EXTRACTED INFORMATION:
-- Begin --

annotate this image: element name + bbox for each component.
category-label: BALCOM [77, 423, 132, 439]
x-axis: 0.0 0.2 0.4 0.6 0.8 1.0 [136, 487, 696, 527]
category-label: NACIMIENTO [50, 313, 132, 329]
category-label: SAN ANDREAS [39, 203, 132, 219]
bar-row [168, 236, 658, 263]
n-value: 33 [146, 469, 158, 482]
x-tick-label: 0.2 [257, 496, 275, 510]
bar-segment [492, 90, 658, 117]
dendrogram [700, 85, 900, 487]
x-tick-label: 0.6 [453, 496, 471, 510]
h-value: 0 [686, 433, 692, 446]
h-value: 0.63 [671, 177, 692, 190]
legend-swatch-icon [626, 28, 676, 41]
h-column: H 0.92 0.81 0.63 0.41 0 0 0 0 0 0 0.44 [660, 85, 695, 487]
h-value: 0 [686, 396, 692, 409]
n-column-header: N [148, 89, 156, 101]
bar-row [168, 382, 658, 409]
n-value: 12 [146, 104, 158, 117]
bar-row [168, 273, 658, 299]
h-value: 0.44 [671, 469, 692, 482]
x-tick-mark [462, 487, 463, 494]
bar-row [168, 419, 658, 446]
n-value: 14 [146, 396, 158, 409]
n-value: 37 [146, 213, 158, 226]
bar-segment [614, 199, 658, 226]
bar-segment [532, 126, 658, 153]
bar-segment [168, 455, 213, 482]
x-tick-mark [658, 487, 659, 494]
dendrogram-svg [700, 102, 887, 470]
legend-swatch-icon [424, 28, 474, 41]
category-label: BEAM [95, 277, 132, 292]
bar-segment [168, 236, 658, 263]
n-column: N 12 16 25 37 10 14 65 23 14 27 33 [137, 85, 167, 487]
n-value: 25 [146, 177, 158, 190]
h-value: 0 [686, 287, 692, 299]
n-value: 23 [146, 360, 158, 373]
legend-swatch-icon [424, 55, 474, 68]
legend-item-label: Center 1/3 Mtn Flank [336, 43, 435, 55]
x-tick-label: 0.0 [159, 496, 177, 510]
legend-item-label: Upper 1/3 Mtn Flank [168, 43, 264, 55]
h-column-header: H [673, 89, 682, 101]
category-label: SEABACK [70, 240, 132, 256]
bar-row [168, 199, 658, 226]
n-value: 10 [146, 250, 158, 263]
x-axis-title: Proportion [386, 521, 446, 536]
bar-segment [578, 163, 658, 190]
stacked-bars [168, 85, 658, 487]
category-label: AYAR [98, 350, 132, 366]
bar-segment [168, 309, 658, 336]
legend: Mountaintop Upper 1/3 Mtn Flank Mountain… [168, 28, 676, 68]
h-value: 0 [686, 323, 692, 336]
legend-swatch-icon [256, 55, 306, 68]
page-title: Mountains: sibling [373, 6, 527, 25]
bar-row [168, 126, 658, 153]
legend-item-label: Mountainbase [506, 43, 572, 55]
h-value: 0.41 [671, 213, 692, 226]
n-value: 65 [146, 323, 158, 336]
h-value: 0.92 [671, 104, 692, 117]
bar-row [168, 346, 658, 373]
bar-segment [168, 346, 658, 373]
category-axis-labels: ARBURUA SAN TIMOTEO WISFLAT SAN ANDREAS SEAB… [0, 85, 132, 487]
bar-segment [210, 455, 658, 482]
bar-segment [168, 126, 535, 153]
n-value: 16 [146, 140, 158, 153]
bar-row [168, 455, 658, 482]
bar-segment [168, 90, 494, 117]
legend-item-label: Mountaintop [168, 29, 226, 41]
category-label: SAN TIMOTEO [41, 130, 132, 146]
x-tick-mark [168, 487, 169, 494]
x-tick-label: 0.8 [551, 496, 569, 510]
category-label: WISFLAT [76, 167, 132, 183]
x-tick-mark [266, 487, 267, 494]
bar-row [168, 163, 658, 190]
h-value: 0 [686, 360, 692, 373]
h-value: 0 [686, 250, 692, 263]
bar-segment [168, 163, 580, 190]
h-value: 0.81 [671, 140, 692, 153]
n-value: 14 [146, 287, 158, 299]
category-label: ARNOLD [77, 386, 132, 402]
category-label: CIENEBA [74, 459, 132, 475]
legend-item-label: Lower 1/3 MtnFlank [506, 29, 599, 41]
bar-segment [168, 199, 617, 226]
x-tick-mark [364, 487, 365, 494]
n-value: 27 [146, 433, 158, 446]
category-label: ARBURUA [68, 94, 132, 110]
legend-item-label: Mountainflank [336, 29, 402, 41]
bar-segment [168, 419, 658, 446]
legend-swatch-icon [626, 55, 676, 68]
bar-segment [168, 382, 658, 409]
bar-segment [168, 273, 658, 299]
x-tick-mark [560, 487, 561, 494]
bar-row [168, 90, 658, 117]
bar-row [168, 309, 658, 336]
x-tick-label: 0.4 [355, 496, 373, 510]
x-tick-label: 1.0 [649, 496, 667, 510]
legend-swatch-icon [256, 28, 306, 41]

-- End --

GOAL OF THE EXERCISE: Filter the rows above down to those that contain the string "ARBURUA", and copy each matching row in full. The match is case-sensitive.

REPLY TO THE TASK:
category-axis-labels: ARBURUA SAN TIMOTEO WISFLAT SAN ANDREAS SEAB… [0, 85, 132, 487]
category-label: ARBURUA [68, 94, 132, 110]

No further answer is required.